=== What to produce ===
Each of the entries should be retyped precisely as it appears.

start Supplied records

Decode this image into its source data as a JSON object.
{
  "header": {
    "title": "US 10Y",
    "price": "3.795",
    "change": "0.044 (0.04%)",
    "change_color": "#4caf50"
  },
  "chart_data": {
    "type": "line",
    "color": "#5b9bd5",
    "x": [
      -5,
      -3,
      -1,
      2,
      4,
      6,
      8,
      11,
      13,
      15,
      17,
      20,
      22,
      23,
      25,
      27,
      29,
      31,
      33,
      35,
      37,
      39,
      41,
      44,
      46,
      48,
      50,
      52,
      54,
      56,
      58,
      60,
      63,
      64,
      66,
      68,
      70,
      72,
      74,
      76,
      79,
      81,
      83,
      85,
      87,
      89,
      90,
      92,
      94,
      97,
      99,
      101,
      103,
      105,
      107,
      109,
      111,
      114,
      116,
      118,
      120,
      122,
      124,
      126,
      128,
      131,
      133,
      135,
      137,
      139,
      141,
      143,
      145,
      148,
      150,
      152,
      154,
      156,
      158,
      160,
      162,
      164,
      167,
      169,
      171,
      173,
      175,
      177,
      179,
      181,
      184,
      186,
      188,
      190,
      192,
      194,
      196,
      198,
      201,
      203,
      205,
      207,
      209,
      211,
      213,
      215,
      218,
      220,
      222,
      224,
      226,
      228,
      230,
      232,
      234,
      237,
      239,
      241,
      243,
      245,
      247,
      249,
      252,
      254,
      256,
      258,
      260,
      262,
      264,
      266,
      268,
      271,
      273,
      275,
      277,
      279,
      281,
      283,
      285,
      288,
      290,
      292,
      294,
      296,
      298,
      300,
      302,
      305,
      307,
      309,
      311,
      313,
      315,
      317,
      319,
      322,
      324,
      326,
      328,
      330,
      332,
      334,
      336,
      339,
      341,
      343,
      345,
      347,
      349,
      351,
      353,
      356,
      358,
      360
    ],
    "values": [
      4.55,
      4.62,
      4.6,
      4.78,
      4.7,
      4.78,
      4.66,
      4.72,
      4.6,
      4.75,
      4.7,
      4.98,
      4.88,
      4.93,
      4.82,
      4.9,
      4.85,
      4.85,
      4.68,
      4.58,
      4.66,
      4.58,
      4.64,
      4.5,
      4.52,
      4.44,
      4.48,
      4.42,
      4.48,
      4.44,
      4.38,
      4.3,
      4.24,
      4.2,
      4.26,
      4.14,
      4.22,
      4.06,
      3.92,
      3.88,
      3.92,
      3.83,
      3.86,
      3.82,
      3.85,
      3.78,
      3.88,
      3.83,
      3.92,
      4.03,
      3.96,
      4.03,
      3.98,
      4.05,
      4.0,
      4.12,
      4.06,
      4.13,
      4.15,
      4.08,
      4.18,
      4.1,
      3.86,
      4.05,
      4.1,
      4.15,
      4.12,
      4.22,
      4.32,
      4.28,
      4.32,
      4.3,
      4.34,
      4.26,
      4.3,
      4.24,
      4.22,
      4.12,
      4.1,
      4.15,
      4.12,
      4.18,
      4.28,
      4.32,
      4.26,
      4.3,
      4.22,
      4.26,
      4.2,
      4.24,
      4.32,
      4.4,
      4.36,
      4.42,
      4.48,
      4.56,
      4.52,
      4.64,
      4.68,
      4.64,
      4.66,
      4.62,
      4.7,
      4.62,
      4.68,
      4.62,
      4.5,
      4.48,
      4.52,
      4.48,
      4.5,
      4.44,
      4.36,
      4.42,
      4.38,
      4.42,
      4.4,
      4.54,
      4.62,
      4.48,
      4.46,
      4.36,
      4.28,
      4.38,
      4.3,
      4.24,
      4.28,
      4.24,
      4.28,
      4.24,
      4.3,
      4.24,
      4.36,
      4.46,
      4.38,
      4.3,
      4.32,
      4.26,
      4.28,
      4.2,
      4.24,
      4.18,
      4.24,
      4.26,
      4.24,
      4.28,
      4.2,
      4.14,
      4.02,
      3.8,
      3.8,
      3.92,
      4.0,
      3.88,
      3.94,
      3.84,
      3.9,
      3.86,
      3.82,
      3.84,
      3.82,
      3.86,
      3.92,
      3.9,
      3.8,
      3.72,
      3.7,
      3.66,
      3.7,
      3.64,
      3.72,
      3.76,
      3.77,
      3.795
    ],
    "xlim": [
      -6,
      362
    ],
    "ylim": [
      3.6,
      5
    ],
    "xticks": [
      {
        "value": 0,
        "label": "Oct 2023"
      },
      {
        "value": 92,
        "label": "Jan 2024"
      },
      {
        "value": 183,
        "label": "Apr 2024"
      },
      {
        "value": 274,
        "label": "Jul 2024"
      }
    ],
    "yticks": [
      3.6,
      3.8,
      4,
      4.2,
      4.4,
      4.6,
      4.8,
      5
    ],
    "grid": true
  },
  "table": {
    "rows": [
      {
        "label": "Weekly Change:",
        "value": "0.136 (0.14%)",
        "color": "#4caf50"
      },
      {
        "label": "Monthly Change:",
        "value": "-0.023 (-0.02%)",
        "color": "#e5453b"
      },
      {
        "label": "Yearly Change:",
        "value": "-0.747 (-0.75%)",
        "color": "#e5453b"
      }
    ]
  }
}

end Supplied records

=== Final result ===
Decode this image into its source data as a JSON object.
{
  "header": {
    "title": "US 10Y",
    "price": "3.795",
    "change": "0.044 (0.04%)",
    "change_color": "#4caf50"
  },
  "chart_data": {
    "type": "line",
    "color": "#5b9bd5",
    "x": [
      -5,
      -3,
      -1,
      2,
      4,
      6,
      8,
      11,
      13,
      15,
      17,
      20,
      22,
      23,
      25,
      27,
      29,
      31,
      33,
      35,
      37,
      39,
      41,
      44,
      46,
      48,
      50,
      52,
      54,
      56,
      58,
      60,
      63,
      64,
      66,
      68,
      70,
      72,
      74,
      76,
      79,
      81,
      83,
      85,
      87,
      89,
      90,
      92,
      94,
      97,
      99,
      101,
      103,
      105,
      107,
      109,
      111,
      114,
      116,
      118,
      120,
      122,
      124,
      126,
      128,
      131,
      133,
      135,
      137,
      139,
      141,
      143,
      145,
      148,
      150,
      152,
      154,
      156,
      158,
      160,
      162,
      164,
      167,
      169,
      171,
      173,
      175,
      177,
      179,
      181,
      184,
      186,
      188,
      190,
      192,
      194,
      196,
      198,
      201,
      203,
      205,
      207,
      209,
      211,
      213,
      215,
      218,
      220,
      222,
      224,
      226,
      228,
      230,
      232,
      234,
      237,
      239,
      241,
      243,
      245,
      247,
      249,
      252,
      254,
      256,
      258,
      260,
      262,
      264,
      266,
      268,
      271,
      273,
      275,
      277,
      279,
      281,
      283,
      285,
      288,
      290,
      292,
      294,
      296,
      298,
      300,
      302,
      305,
      307,
      309,
      311,
      313,
      315,
      317,
      319,
      322,
      324,
      326,
      328,
      330,
      332,
      334,
      336,
      339,
      341,
      343,
      345,
      347,
      349,
      351,
      353,
      356,
      358,
      360
    ],
    "values": [
      4.55,
      4.62,
      4.6,
      4.78,
      4.7,
      4.78,
      4.66,
      4.72,
      4.6,
      4.75,
      4.7,
      4.98,
      4.88,
      4.93,
      4.82,
      4.9,
      4.85,
      4.85,
      4.68,
      4.58,
      4.66,
      4.58,
      4.64,
      4.5,
      4.52,
      4.44,
      4.48,
      4.42,
      4.48,
      4.44,
      4.38,
      4.3,
      4.24,
      4.2,
      4.26,
      4.14,
      4.22,
      4.06,
      3.92,
      3.88,
      3.92,
      3.83,
      3.86,
      3.82,
      3.85,
      3.78,
      3.88,
      3.83,
      3.92,
      4.03,
      3.96,
      4.03,
      3.98,
      4.05,
      4.0,
      4.12,
      4.06,
      4.13,
      4.15,
      4.08,
      4.18,
      4.1,
      3.86,
      4.05,
      4.1,
      4.15,
      4.12,
      4.22,
      4.32,
      4.28,
      4.32,
      4.3,
      4.34,
      4.26,
      4.3,
      4.24,
      4.22,
      4.12,
      4.1,
      4.15,
      4.12,
      4.18,
      4.28,
      4.32,
      4.26,
      4.3,
      4.22,
      4.26,
      4.2,
      4.24,
      4.32,
      4.4,
      4.36,
      4.42,
      4.48,
      4.56,
      4.52,
      4.64,
      4.68,
      4.64,
      4.66,
      4.62,
      4.7,
      4.62,
      4.68,
      4.62,
      4.5,
      4.48,
      4.52,
      4.48,
      4.5,
      4.44,
      4.36,
      4.42,
      4.38,
      4.42,
      4.4,
      4.54,
      4.62,
      4.48,
      4.46,
      4.36,
      4.28,
      4.38,
      4.3,
      4.24,
      4.28,
      4.24,
      4.28,
      4.24,
      4.3,
      4.24,
      4.36,
      4.46,
      4.38,
      4.3,
      4.32,
      4.26,
      4.28,
      4.2,
      4.24,
      4.18,
      4.24,
      4.26,
      4.24,
      4.28,
      4.2,
      4.14,
      4.02,
      3.8,
      3.8,
      3.92,
      4.0,
      3.88,
      3.94,
      3.84,
      3.9,
      3.86,
      3.82,
      3.84,
      3.82,
      3.86,
      3.92,
      3.9,
      3.8,
      3.72,
      3.7,
      3.66,
      3.7,
      3.64,
      3.72,
      3.76,
      3.77,
      3.795
    ],
    "xlim": [
      -6,
      362
    ],
    "ylim": [
      3.6,
      5
    ],
    "xticks": [
      {
        "value": 0,
        "label": "Oct 2023"
      },
      {
        "value": 92,
        "label": "Jan 2024"
      },
      {
        "value": 183,
        "label": "Apr 2024"
      },
      {
        "value": 274,
        "label": "Jul 2024"
      }
    ],
    "yticks": [
      3.6,
      3.8,
      4,
      4.2,
      4.4,
      4.6,
      4.8,
      5
    ],
    "grid": true
  },
  "table": {
    "rows": [
      {
        "label": "Weekly Change:",
        "value": "0.136 (0.14%)",
        "color": "#4caf50"
      },
      {
        "label": "Monthly Change:",
        "value": "-0.023 (-0.02%)",
        "color": "#e5453b"
      },
      {
        "label": "Yearly Change:",
        "value": "-0.747 (-0.75%)",
        "color": "#e5453b"
      }
    ]
  }
}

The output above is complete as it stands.